[Records that describe figures]
——

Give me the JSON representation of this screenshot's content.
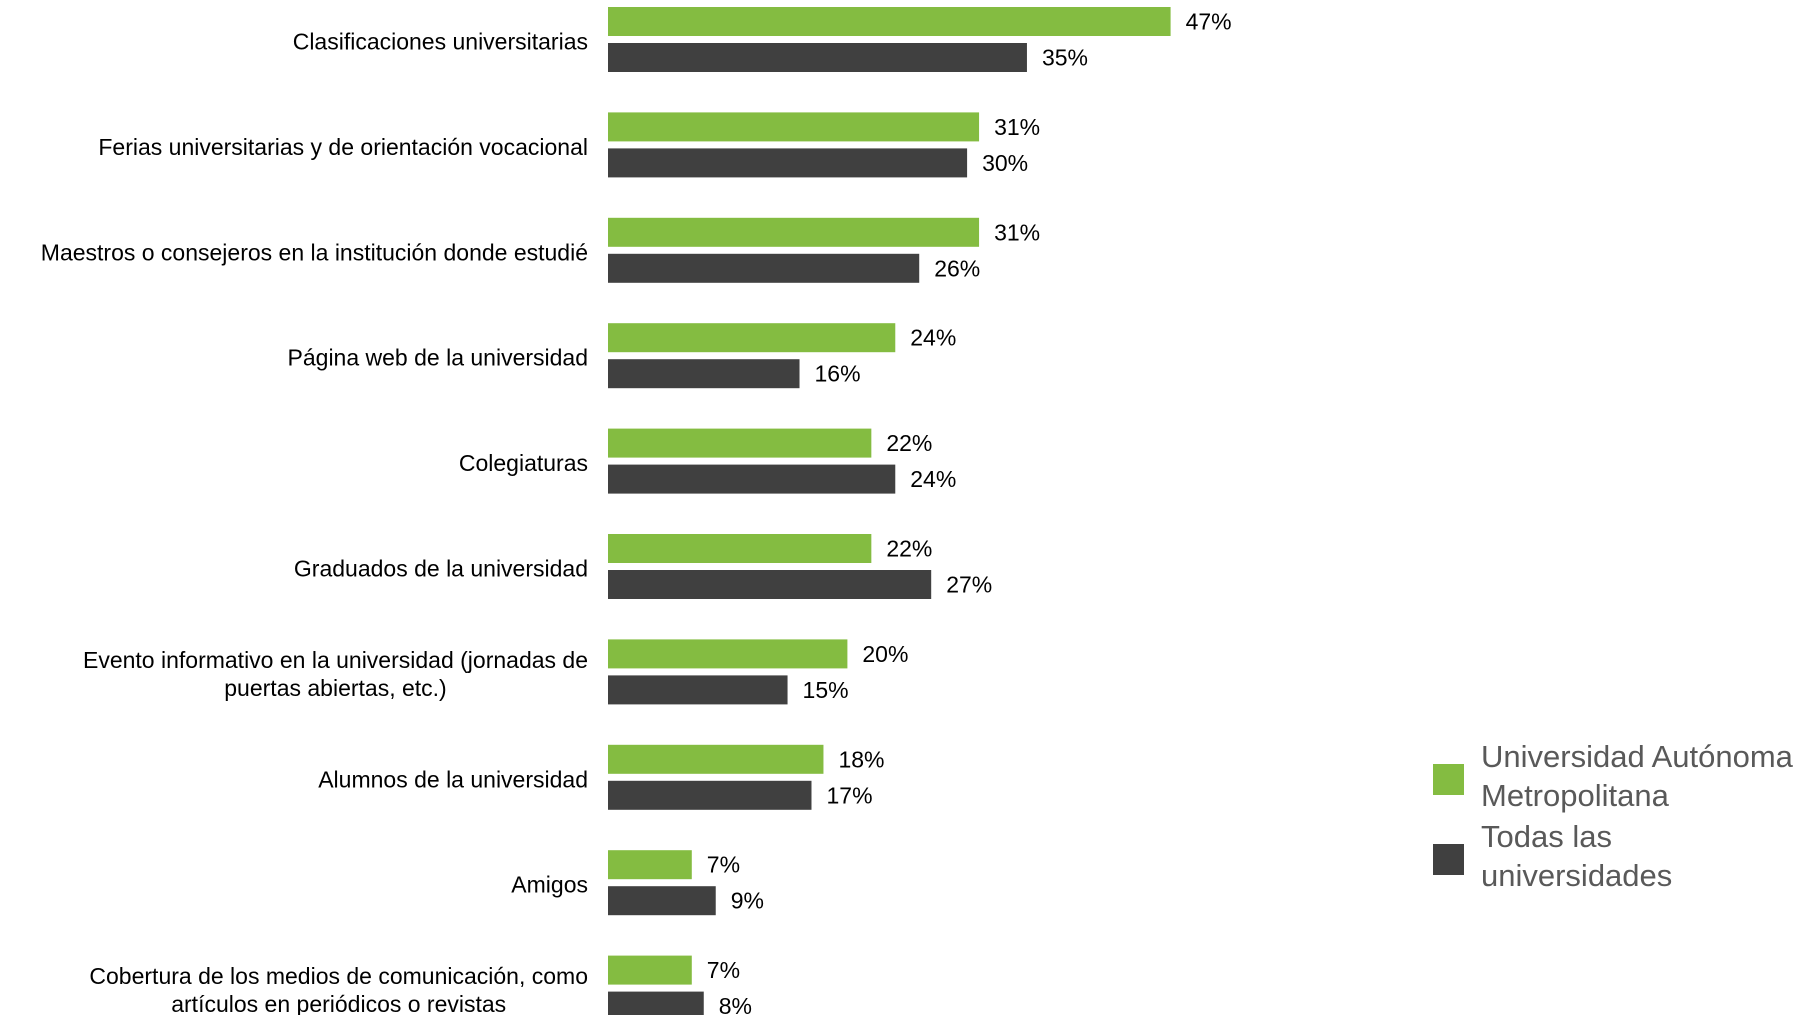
{
  "chart_data": {
    "type": "bar",
    "orientation": "horizontal",
    "categories": [
      [
        "Clasificaciones universitarias"
      ],
      [
        "Ferias universitarias y de orientación vocacional"
      ],
      [
        "Maestros o consejeros en la institución donde estudié"
      ],
      [
        "Página web de la universidad"
      ],
      [
        "Colegiaturas"
      ],
      [
        "Graduados de la universidad"
      ],
      [
        "Evento informativo en la universidad (jornadas de",
        "puertas abiertas, etc.)"
      ],
      [
        "Alumnos de la universidad"
      ],
      [
        "Amigos"
      ],
      [
        "Cobertura de los medios de comunicación, como",
        "artículos en periódicos o revistas"
      ]
    ],
    "series": [
      {
        "name": "Universidad Autónoma Metropolitana",
        "legend_lines": [
          "Universidad Autónoma",
          "Metropolitana"
        ],
        "color": "#84bc41",
        "values": [
          47,
          31,
          31,
          24,
          22,
          22,
          20,
          18,
          7,
          7
        ],
        "labels": [
          "47%",
          "31%",
          "31%",
          "24%",
          "22%",
          "22%",
          "20%",
          "18%",
          "7%",
          "7%"
        ]
      },
      {
        "name": "Todas las universidades",
        "legend_lines": [
          "Todas las",
          "universidades"
        ],
        "color": "#404040",
        "values": [
          35,
          30,
          26,
          16,
          24,
          27,
          15,
          17,
          9,
          8
        ],
        "labels": [
          "35%",
          "30%",
          "26%",
          "16%",
          "24%",
          "27%",
          "15%",
          "17%",
          "9%",
          "8%"
        ]
      }
    ],
    "xlim": [
      0,
      47
    ],
    "grid": false,
    "legend_position": "right"
  }
}
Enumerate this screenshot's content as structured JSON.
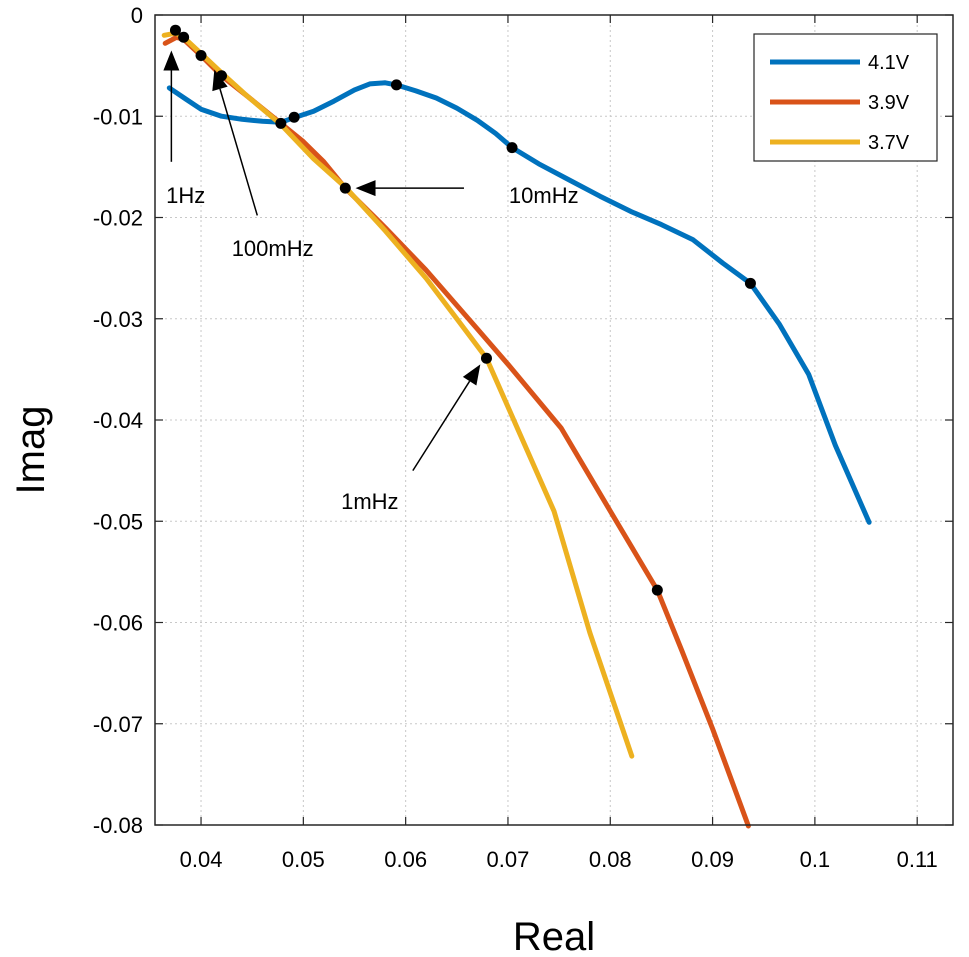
{
  "chart_data": {
    "type": "line",
    "xlabel": "Real",
    "ylabel": "Imag",
    "xlim": [
      0.0355,
      0.1135
    ],
    "ylim": [
      -0.08,
      0
    ],
    "xticks": [
      0.04,
      0.05,
      0.06,
      0.07,
      0.08,
      0.09,
      0.1,
      0.11
    ],
    "xtick_labels": [
      "0.04",
      "0.05",
      "0.06",
      "0.07",
      "0.08",
      "0.09",
      "0.1",
      "0.11"
    ],
    "yticks": [
      0,
      -0.01,
      -0.02,
      -0.03,
      -0.04,
      -0.05,
      -0.06,
      -0.07,
      -0.08
    ],
    "ytick_labels": [
      "0",
      "-0.01",
      "-0.02",
      "-0.03",
      "-0.04",
      "-0.05",
      "-0.06",
      "-0.07",
      "-0.08"
    ],
    "grid": true,
    "legend_position": "top-right",
    "series": [
      {
        "name": "4.1V",
        "color": "#0072BD",
        "x": [
          0.0369,
          0.0385,
          0.04,
          0.042,
          0.044,
          0.046,
          0.0478,
          0.0492,
          0.051,
          0.053,
          0.055,
          0.0565,
          0.058,
          0.0591,
          0.061,
          0.063,
          0.065,
          0.067,
          0.0688,
          0.0704,
          0.073,
          0.076,
          0.079,
          0.082,
          0.085,
          0.0881,
          0.091,
          0.0937,
          0.0965,
          0.0994,
          0.102,
          0.1053
        ],
        "y": [
          -0.0072,
          -0.0083,
          -0.0093,
          -0.01,
          -0.0103,
          -0.0105,
          -0.0106,
          -0.0101,
          -0.0095,
          -0.0085,
          -0.0074,
          -0.0068,
          -0.0067,
          -0.0069,
          -0.0075,
          -0.0082,
          -0.0092,
          -0.0104,
          -0.0117,
          -0.0131,
          -0.0147,
          -0.0163,
          -0.0179,
          -0.0194,
          -0.0207,
          -0.0222,
          -0.0245,
          -0.0265,
          -0.0305,
          -0.0355,
          -0.0425,
          -0.0501
        ]
      },
      {
        "name": "3.9V",
        "color": "#D95319",
        "x": [
          0.0365,
          0.0376,
          0.0383,
          0.04,
          0.042,
          0.0445,
          0.0478,
          0.05,
          0.052,
          0.0541,
          0.058,
          0.062,
          0.067,
          0.07,
          0.0752,
          0.08,
          0.0846,
          0.087,
          0.09,
          0.0935
        ],
        "y": [
          -0.0028,
          -0.0022,
          -0.0024,
          -0.004,
          -0.006,
          -0.008,
          -0.0107,
          -0.0125,
          -0.0145,
          -0.0171,
          -0.021,
          -0.0252,
          -0.031,
          -0.0345,
          -0.0408,
          -0.049,
          -0.0568,
          -0.0628,
          -0.0705,
          -0.0801
        ]
      },
      {
        "name": "3.7V",
        "color": "#EDB120",
        "x": [
          0.0364,
          0.0375,
          0.0383,
          0.04,
          0.0421,
          0.0445,
          0.0478,
          0.051,
          0.0541,
          0.058,
          0.062,
          0.065,
          0.0679,
          0.071,
          0.0745,
          0.078,
          0.0821
        ],
        "y": [
          -0.002,
          -0.0018,
          -0.0022,
          -0.0038,
          -0.0058,
          -0.008,
          -0.0108,
          -0.0142,
          -0.017,
          -0.0213,
          -0.026,
          -0.03,
          -0.0339,
          -0.041,
          -0.049,
          -0.061,
          -0.0732
        ]
      }
    ],
    "markers": {
      "color": "#000000",
      "points": [
        [
          0.0375,
          -0.0015
        ],
        [
          0.0383,
          -0.0022
        ],
        [
          0.04,
          -0.004
        ],
        [
          0.042,
          -0.006
        ],
        [
          0.0478,
          -0.0107
        ],
        [
          0.0491,
          -0.0101
        ],
        [
          0.0541,
          -0.0171
        ],
        [
          0.0591,
          -0.0069
        ],
        [
          0.0679,
          -0.0339
        ],
        [
          0.0704,
          -0.0131
        ],
        [
          0.0846,
          -0.0568
        ],
        [
          0.0937,
          -0.0265
        ]
      ]
    },
    "annotations": [
      {
        "text": "1Hz",
        "text_at": [
          0.0385,
          -0.0178
        ],
        "arrow_from": [
          0.0371,
          -0.0145
        ],
        "arrow_to": [
          0.0371,
          -0.0035
        ]
      },
      {
        "text": "100mHz",
        "text_at": [
          0.047,
          -0.023
        ],
        "arrow_from": [
          0.0455,
          -0.0198
        ],
        "arrow_to": [
          0.0413,
          -0.0054
        ]
      },
      {
        "text": "10mHz",
        "text_at": [
          0.0735,
          -0.0178
        ],
        "arrow_from": [
          0.0657,
          -0.0171
        ],
        "arrow_to": [
          0.0551,
          -0.0171
        ]
      },
      {
        "text": "1mHz",
        "text_at": [
          0.0565,
          -0.048
        ],
        "arrow_from": [
          0.0607,
          -0.045
        ],
        "arrow_to": [
          0.0673,
          -0.0345
        ]
      }
    ]
  }
}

——

Task details: Quote the preceding listing precisely and completely, omitting its images.

Answer to this problem:
Give me the JSON representation of this screenshot's content.
{
  "chart_data": {
    "type": "bar",
    "orientation": "horizontal",
    "categories": [
      [
        "Clasificaciones universitarias"
      ],
      [
        "Ferias universitarias y de orientación vocacional"
      ],
      [
        "Maestros o consejeros en la institución donde estudié"
      ],
      [
        "Página web de la universidad"
      ],
      [
        "Colegiaturas"
      ],
      [
        "Graduados de la universidad"
      ],
      [
        "Evento informativo en la universidad (jornadas de",
        "puertas abiertas, etc.)"
      ],
      [
        "Alumnos de la universidad"
      ],
      [
        "Amigos"
      ],
      [
        "Cobertura de los medios de comunicación, como",
        "artículos en periódicos o revistas"
      ]
    ],
    "series": [
      {
        "name": "Universidad Autónoma Metropolitana",
        "legend_lines": [
          "Universidad Autónoma",
          "Metropolitana"
        ],
        "color": "#84bc41",
        "values": [
          47,
          31,
          31,
          24,
          22,
          22,
          20,
          18,
          7,
          7
        ],
        "labels": [
          "47%",
          "31%",
          "31%",
          "24%",
          "22%",
          "22%",
          "20%",
          "18%",
          "7%",
          "7%"
        ]
      },
      {
        "name": "Todas las universidades",
        "legend_lines": [
          "Todas las",
          "universidades"
        ],
        "color": "#404040",
        "values": [
          35,
          30,
          26,
          16,
          24,
          27,
          15,
          17,
          9,
          8
        ],
        "labels": [
          "35%",
          "30%",
          "26%",
          "16%",
          "24%",
          "27%",
          "15%",
          "17%",
          "9%",
          "8%"
        ]
      }
    ],
    "xlim": [
      0,
      47
    ],
    "grid": false,
    "legend_position": "right"
  }
}
Enumerate this screenshot's content as structured JSON.
{
  "chart_data": {
    "type": "line",
    "xlabel": "Real",
    "ylabel": "Imag",
    "xlim": [
      0.0355,
      0.1135
    ],
    "ylim": [
      -0.08,
      0
    ],
    "xticks": [
      0.04,
      0.05,
      0.06,
      0.07,
      0.08,
      0.09,
      0.1,
      0.11
    ],
    "xtick_labels": [
      "0.04",
      "0.05",
      "0.06",
      "0.07",
      "0.08",
      "0.09",
      "0.1",
      "0.11"
    ],
    "yticks": [
      0,
      -0.01,
      -0.02,
      -0.03,
      -0.04,
      -0.05,
      -0.06,
      -0.07,
      -0.08
    ],
    "ytick_labels": [
      "0",
      "-0.01",
      "-0.02",
      "-0.03",
      "-0.04",
      "-0.05",
      "-0.06",
      "-0.07",
      "-0.08"
    ],
    "grid": true,
    "legend_position": "top-right",
    "series": [
      {
        "name": "4.1V",
        "color": "#0072BD",
        "x": [
          0.0369,
          0.0385,
          0.04,
          0.042,
          0.044,
          0.046,
          0.0478,
          0.0492,
          0.051,
          0.053,
          0.055,
          0.0565,
          0.058,
          0.0591,
          0.061,
          0.063,
          0.065,
          0.067,
          0.0688,
          0.0704,
          0.073,
          0.076,
          0.079,
          0.082,
          0.085,
          0.0881,
          0.091,
          0.0937,
          0.0965,
          0.0994,
          0.102,
          0.1053
        ],
        "y": [
          -0.0072,
          -0.0083,
          -0.0093,
          -0.01,
          -0.0103,
          -0.0105,
          -0.0106,
          -0.0101,
          -0.0095,
          -0.0085,
          -0.0074,
          -0.0068,
          -0.0067,
          -0.0069,
          -0.0075,
          -0.0082,
          -0.0092,
          -0.0104,
          -0.0117,
          -0.0131,
          -0.0147,
          -0.0163,
          -0.0179,
          -0.0194,
          -0.0207,
          -0.0222,
          -0.0245,
          -0.0265,
          -0.0305,
          -0.0355,
          -0.0425,
          -0.0501
        ]
      },
      {
        "name": "3.9V",
        "color": "#D95319",
        "x": [
          0.0365,
          0.0376,
          0.0383,
          0.04,
          0.042,
          0.0445,
          0.0478,
          0.05,
          0.052,
          0.0541,
          0.058,
          0.062,
          0.067,
          0.07,
          0.0752,
          0.08,
          0.0846,
          0.087,
          0.09,
          0.0935
        ],
        "y": [
          -0.0028,
          -0.0022,
          -0.0024,
          -0.004,
          -0.006,
          -0.008,
          -0.0107,
          -0.0125,
          -0.0145,
          -0.0171,
          -0.021,
          -0.0252,
          -0.031,
          -0.0345,
          -0.0408,
          -0.049,
          -0.0568,
          -0.0628,
          -0.0705,
          -0.0801
        ]
      },
      {
        "name": "3.7V",
        "color": "#EDB120",
        "x": [
          0.0364,
          0.0375,
          0.0383,
          0.04,
          0.0421,
          0.0445,
          0.0478,
          0.051,
          0.0541,
          0.058,
          0.062,
          0.065,
          0.0679,
          0.071,
          0.0745,
          0.078,
          0.0821
        ],
        "y": [
          -0.002,
          -0.0018,
          -0.0022,
          -0.0038,
          -0.0058,
          -0.008,
          -0.0108,
          -0.0142,
          -0.017,
          -0.0213,
          -0.026,
          -0.03,
          -0.0339,
          -0.041,
          -0.049,
          -0.061,
          -0.0732
        ]
      }
    ],
    "markers": {
      "color": "#000000",
      "points": [
        [
          0.0375,
          -0.0015
        ],
        [
          0.0383,
          -0.0022
        ],
        [
          0.04,
          -0.004
        ],
        [
          0.042,
          -0.006
        ],
        [
          0.0478,
          -0.0107
        ],
        [
          0.0491,
          -0.0101
        ],
        [
          0.0541,
          -0.0171
        ],
        [
          0.0591,
          -0.0069
        ],
        [
          0.0679,
          -0.0339
        ],
        [
          0.0704,
          -0.0131
        ],
        [
          0.0846,
          -0.0568
        ],
        [
          0.0937,
          -0.0265
        ]
      ]
    },
    "annotations": [
      {
        "text": "1Hz",
        "text_at": [
          0.0385,
          -0.0178
        ],
        "arrow_from": [
          0.0371,
          -0.0145
        ],
        "arrow_to": [
          0.0371,
          -0.0035
        ]
      },
      {
        "text": "100mHz",
        "text_at": [
          0.047,
          -0.023
        ],
        "arrow_from": [
          0.0455,
          -0.0198
        ],
        "arrow_to": [
          0.0413,
          -0.0054
        ]
      },
      {
        "text": "10mHz",
        "text_at": [
          0.0735,
          -0.0178
        ],
        "arrow_from": [
          0.0657,
          -0.0171
        ],
        "arrow_to": [
          0.0551,
          -0.0171
        ]
      },
      {
        "text": "1mHz",
        "text_at": [
          0.0565,
          -0.048
        ],
        "arrow_from": [
          0.0607,
          -0.045
        ],
        "arrow_to": [
          0.0673,
          -0.0345
        ]
      }
    ]
  }
}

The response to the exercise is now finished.